◆ **EXERCISE OBJECTIVE**
Skip the pictures. Copy all the rest of the records down exactly.

━━━━

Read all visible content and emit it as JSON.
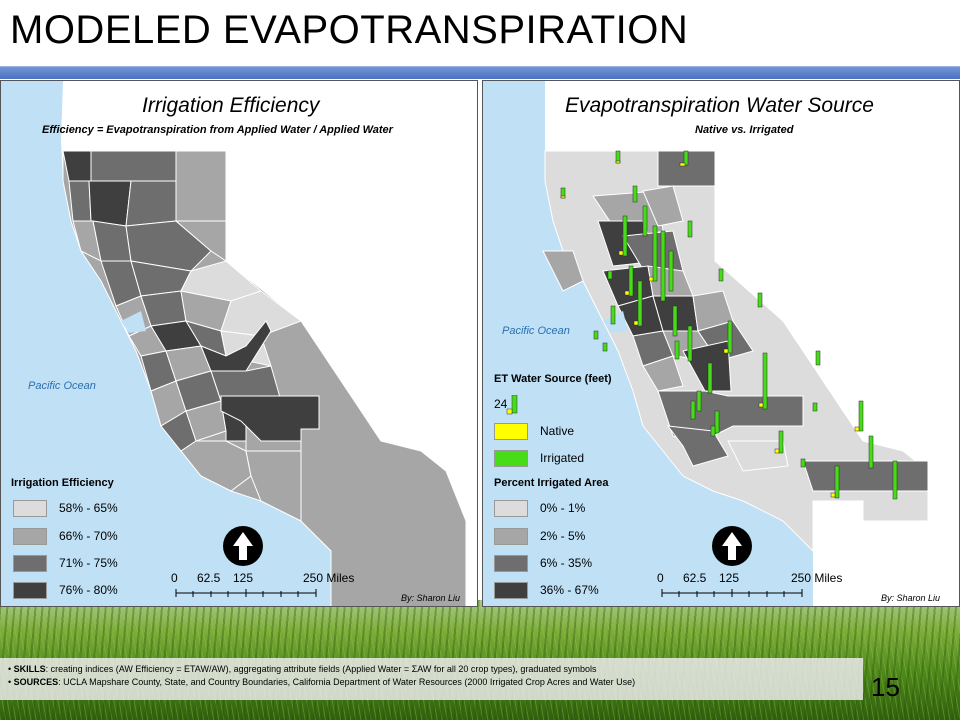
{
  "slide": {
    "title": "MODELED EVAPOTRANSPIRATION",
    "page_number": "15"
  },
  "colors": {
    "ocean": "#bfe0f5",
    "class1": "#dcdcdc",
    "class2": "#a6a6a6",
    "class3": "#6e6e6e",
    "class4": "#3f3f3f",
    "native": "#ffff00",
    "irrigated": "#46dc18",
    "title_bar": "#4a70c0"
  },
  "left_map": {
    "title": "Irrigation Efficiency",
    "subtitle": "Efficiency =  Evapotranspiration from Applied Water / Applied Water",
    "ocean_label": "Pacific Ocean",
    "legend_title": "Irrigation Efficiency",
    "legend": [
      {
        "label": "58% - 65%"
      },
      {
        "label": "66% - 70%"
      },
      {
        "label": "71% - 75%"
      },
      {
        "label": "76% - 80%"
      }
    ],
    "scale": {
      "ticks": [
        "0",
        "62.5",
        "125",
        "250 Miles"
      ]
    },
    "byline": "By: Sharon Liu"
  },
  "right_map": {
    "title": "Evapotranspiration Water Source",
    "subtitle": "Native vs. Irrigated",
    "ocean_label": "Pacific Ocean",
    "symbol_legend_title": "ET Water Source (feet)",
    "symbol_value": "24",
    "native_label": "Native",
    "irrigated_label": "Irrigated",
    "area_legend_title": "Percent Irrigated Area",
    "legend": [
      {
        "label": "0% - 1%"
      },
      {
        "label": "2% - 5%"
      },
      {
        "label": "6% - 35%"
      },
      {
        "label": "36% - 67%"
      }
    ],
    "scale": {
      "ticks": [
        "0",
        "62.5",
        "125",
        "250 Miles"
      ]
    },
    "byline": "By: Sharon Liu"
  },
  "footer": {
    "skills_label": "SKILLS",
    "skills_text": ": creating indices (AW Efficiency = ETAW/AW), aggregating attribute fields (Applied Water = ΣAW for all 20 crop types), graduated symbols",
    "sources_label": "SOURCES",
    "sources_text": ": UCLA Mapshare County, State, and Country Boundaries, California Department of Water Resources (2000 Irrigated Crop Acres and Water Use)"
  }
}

━━━━

◆ **RESPONSE BELOW**
Read all visible content and emit it as JSON.
{
  "slide": {
    "title": "MODELED EVAPOTRANSPIRATION",
    "page_number": "15"
  },
  "colors": {
    "ocean": "#bfe0f5",
    "class1": "#dcdcdc",
    "class2": "#a6a6a6",
    "class3": "#6e6e6e",
    "class4": "#3f3f3f",
    "native": "#ffff00",
    "irrigated": "#46dc18",
    "title_bar": "#4a70c0"
  },
  "left_map": {
    "title": "Irrigation Efficiency",
    "subtitle": "Efficiency =  Evapotranspiration from Applied Water / Applied Water",
    "ocean_label": "Pacific Ocean",
    "legend_title": "Irrigation Efficiency",
    "legend": [
      {
        "label": "58% - 65%"
      },
      {
        "label": "66% - 70%"
      },
      {
        "label": "71% - 75%"
      },
      {
        "label": "76% - 80%"
      }
    ],
    "scale": {
      "ticks": [
        "0",
        "62.5",
        "125",
        "250 Miles"
      ]
    },
    "byline": "By: Sharon Liu"
  },
  "right_map": {
    "title": "Evapotranspiration Water Source",
    "subtitle": "Native vs. Irrigated",
    "ocean_label": "Pacific Ocean",
    "symbol_legend_title": "ET Water Source (feet)",
    "symbol_value": "24",
    "native_label": "Native",
    "irrigated_label": "Irrigated",
    "area_legend_title": "Percent Irrigated Area",
    "legend": [
      {
        "label": "0% - 1%"
      },
      {
        "label": "2% - 5%"
      },
      {
        "label": "6% - 35%"
      },
      {
        "label": "36% - 67%"
      }
    ],
    "scale": {
      "ticks": [
        "0",
        "62.5",
        "125",
        "250 Miles"
      ]
    },
    "byline": "By: Sharon Liu"
  },
  "footer": {
    "skills_label": "SKILLS",
    "skills_text": ": creating indices (AW Efficiency = ETAW/AW), aggregating attribute fields (Applied Water = ΣAW for all 20 crop types), graduated symbols",
    "sources_label": "SOURCES",
    "sources_text": ": UCLA Mapshare County, State, and Country Boundaries, California Department of Water Resources (2000 Irrigated Crop Acres and Water Use)"
  }
}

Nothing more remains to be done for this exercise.